## Given request:
Which lines in the records below contain the word "hiện"? Copy each of them.

## Materials provided:
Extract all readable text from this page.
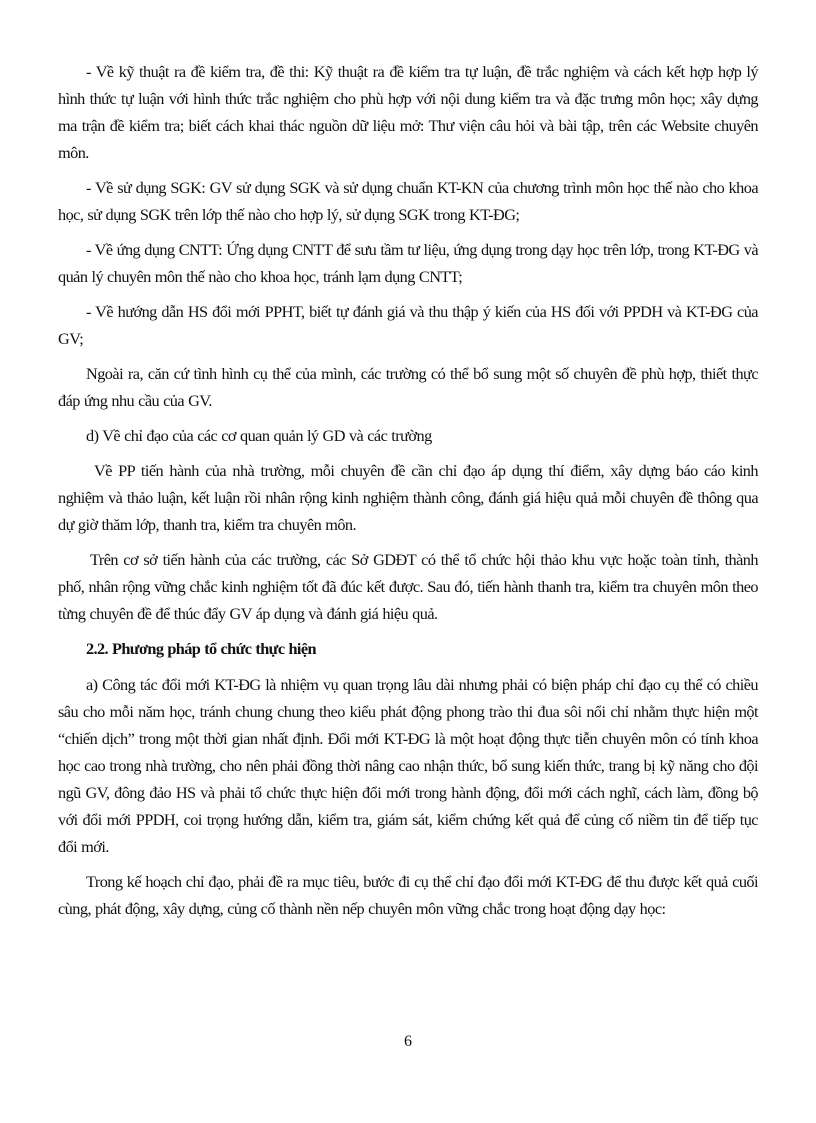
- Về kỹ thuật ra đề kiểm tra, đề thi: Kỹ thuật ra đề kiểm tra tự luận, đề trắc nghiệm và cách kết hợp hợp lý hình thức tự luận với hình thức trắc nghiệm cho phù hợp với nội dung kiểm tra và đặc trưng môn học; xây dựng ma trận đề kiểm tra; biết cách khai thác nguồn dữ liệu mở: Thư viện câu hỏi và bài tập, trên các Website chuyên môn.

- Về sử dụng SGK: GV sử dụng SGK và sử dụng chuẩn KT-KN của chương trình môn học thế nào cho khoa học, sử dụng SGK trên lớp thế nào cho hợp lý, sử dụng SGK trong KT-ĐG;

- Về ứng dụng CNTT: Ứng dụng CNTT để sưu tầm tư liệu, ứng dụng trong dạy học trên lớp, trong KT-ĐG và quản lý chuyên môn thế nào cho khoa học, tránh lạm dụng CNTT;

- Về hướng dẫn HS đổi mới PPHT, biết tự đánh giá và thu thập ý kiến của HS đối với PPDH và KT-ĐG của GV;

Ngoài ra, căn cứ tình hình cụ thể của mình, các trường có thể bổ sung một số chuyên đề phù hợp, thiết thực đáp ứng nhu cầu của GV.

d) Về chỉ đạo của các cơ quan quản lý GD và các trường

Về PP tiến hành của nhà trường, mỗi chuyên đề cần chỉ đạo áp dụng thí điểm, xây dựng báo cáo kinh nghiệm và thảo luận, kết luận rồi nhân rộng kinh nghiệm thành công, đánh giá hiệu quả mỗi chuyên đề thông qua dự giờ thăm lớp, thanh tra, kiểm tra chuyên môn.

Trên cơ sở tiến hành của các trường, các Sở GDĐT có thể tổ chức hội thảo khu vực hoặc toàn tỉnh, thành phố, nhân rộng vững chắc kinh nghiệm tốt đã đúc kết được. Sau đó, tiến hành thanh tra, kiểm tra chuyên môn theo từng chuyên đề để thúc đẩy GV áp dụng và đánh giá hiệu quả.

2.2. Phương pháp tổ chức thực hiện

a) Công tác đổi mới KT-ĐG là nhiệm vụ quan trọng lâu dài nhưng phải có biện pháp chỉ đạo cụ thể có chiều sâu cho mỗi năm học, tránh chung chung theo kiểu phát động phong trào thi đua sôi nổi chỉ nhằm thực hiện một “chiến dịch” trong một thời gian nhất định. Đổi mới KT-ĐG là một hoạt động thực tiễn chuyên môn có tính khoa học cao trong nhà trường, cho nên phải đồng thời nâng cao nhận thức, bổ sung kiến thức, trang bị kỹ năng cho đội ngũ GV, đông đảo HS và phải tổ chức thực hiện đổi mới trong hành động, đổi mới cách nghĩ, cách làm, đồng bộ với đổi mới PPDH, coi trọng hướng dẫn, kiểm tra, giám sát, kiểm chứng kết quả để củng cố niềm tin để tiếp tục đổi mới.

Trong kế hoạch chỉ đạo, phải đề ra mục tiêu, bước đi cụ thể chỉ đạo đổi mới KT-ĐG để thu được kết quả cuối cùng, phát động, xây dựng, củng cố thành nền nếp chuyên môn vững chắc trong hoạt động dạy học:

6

## The reply:
2.2. Phương pháp tổ chức thực hiện
a) Công tác đổi mới KT-ĐG là nhiệm vụ quan trọng lâu dài nhưng phải có biện pháp chỉ đạo cụ thể có chiều sâu cho mỗi năm học, tránh chung chung theo kiểu phát động phong trào thi đua sôi nổi chỉ nhằm thực hiện một “chiến dịch” trong một thời gian nhất định. Đổi mới KT-ĐG là một hoạt động thực tiễn chuyên môn có tính khoa học cao trong nhà trường, cho nên phải đồng thời nâng cao nhận thức, bổ sung kiến thức, trang bị kỹ năng cho đội ngũ GV, đông đảo HS và phải tổ chức thực hiện đổi mới trong hành động, đổi mới cách nghĩ, cách làm, đồng bộ với đổi mới PPDH, coi trọng hướng dẫn, kiểm tra, giám sát, kiểm chứng kết quả để củng cố niềm tin để tiếp tục đổi mới.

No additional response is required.